◆ **WHAT THE TASK ASKS**:
Extract the full set of records that follows, word for word.
PROVIDED DATA start
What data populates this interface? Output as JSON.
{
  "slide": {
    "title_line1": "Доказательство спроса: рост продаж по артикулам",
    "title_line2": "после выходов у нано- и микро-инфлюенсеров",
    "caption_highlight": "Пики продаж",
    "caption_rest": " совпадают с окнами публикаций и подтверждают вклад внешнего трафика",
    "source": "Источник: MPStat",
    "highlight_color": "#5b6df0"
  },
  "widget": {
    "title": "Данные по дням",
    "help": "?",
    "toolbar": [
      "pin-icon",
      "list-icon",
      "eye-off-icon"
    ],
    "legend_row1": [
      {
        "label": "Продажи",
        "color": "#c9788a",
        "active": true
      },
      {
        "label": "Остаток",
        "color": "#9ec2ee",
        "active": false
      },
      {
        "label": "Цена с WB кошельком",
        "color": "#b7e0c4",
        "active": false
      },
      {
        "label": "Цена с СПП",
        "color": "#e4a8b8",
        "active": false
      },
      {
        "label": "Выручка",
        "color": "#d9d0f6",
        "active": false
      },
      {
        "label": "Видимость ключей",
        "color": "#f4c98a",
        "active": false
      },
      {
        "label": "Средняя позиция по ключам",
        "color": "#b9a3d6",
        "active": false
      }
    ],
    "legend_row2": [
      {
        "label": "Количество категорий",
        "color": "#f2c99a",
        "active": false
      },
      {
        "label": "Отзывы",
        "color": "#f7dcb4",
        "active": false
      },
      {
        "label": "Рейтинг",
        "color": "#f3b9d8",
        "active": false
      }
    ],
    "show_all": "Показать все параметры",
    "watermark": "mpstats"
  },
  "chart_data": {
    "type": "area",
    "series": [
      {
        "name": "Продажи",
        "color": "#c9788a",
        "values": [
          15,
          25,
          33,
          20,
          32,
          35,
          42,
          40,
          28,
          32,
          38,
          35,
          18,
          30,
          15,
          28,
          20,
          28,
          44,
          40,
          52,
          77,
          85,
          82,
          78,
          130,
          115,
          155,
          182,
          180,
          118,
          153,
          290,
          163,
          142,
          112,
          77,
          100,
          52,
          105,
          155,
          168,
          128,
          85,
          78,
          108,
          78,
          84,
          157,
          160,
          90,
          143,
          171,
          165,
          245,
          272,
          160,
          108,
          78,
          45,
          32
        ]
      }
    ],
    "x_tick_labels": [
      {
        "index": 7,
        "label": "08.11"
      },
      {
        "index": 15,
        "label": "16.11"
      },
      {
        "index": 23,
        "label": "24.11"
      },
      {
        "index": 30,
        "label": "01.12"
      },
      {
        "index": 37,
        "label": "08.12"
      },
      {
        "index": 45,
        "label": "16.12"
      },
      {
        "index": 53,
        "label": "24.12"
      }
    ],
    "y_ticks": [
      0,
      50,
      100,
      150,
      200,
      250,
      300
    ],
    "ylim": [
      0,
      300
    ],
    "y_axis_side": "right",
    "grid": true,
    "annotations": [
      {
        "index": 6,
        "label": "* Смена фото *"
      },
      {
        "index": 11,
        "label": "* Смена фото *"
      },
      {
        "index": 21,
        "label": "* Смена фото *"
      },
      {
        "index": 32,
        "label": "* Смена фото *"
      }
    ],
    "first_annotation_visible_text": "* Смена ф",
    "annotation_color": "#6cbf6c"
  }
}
PROVIDED DATA end
◆ **RESPONSE**:
What data populates this interface? Output as JSON.
{
  "slide": {
    "title_line1": "Доказательство спроса: рост продаж по артикулам",
    "title_line2": "после выходов у нано- и микро-инфлюенсеров",
    "caption_highlight": "Пики продаж",
    "caption_rest": " совпадают с окнами публикаций и подтверждают вклад внешнего трафика",
    "source": "Источник: MPStat",
    "highlight_color": "#5b6df0"
  },
  "widget": {
    "title": "Данные по дням",
    "help": "?",
    "toolbar": [
      "pin-icon",
      "list-icon",
      "eye-off-icon"
    ],
    "legend_row1": [
      {
        "label": "Продажи",
        "color": "#c9788a",
        "active": true
      },
      {
        "label": "Остаток",
        "color": "#9ec2ee",
        "active": false
      },
      {
        "label": "Цена с WB кошельком",
        "color": "#b7e0c4",
        "active": false
      },
      {
        "label": "Цена с СПП",
        "color": "#e4a8b8",
        "active": false
      },
      {
        "label": "Выручка",
        "color": "#d9d0f6",
        "active": false
      },
      {
        "label": "Видимость ключей",
        "color": "#f4c98a",
        "active": false
      },
      {
        "label": "Средняя позиция по ключам",
        "color": "#b9a3d6",
        "active": false
      }
    ],
    "legend_row2": [
      {
        "label": "Количество категорий",
        "color": "#f2c99a",
        "active": false
      },
      {
        "label": "Отзывы",
        "color": "#f7dcb4",
        "active": false
      },
      {
        "label": "Рейтинг",
        "color": "#f3b9d8",
        "active": false
      }
    ],
    "show_all": "Показать все параметры",
    "watermark": "mpstats"
  },
  "chart_data": {
    "type": "area",
    "series": [
      {
        "name": "Продажи",
        "color": "#c9788a",
        "values": [
          15,
          25,
          33,
          20,
          32,
          35,
          42,
          40,
          28,
          32,
          38,
          35,
          18,
          30,
          15,
          28,
          20,
          28,
          44,
          40,
          52,
          77,
          85,
          82,
          78,
          130,
          115,
          155,
          182,
          180,
          118,
          153,
          290,
          163,
          142,
          112,
          77,
          100,
          52,
          105,
          155,
          168,
          128,
          85,
          78,
          108,
          78,
          84,
          157,
          160,
          90,
          143,
          171,
          165,
          245,
          272,
          160,
          108,
          78,
          45,
          32
        ]
      }
    ],
    "x_tick_labels": [
      {
        "index": 7,
        "label": "08.11"
      },
      {
        "index": 15,
        "label": "16.11"
      },
      {
        "index": 23,
        "label": "24.11"
      },
      {
        "index": 30,
        "label": "01.12"
      },
      {
        "index": 37,
        "label": "08.12"
      },
      {
        "index": 45,
        "label": "16.12"
      },
      {
        "index": 53,
        "label": "24.12"
      }
    ],
    "y_ticks": [
      0,
      50,
      100,
      150,
      200,
      250,
      300
    ],
    "ylim": [
      0,
      300
    ],
    "y_axis_side": "right",
    "grid": true,
    "annotations": [
      {
        "index": 6,
        "label": "* Смена фото *"
      },
      {
        "index": 11,
        "label": "* Смена фото *"
      },
      {
        "index": 21,
        "label": "* Смена фото *"
      },
      {
        "index": 32,
        "label": "* Смена фото *"
      }
    ],
    "first_annotation_visible_text": "* Смена ф",
    "annotation_color": "#6cbf6c"
  }
}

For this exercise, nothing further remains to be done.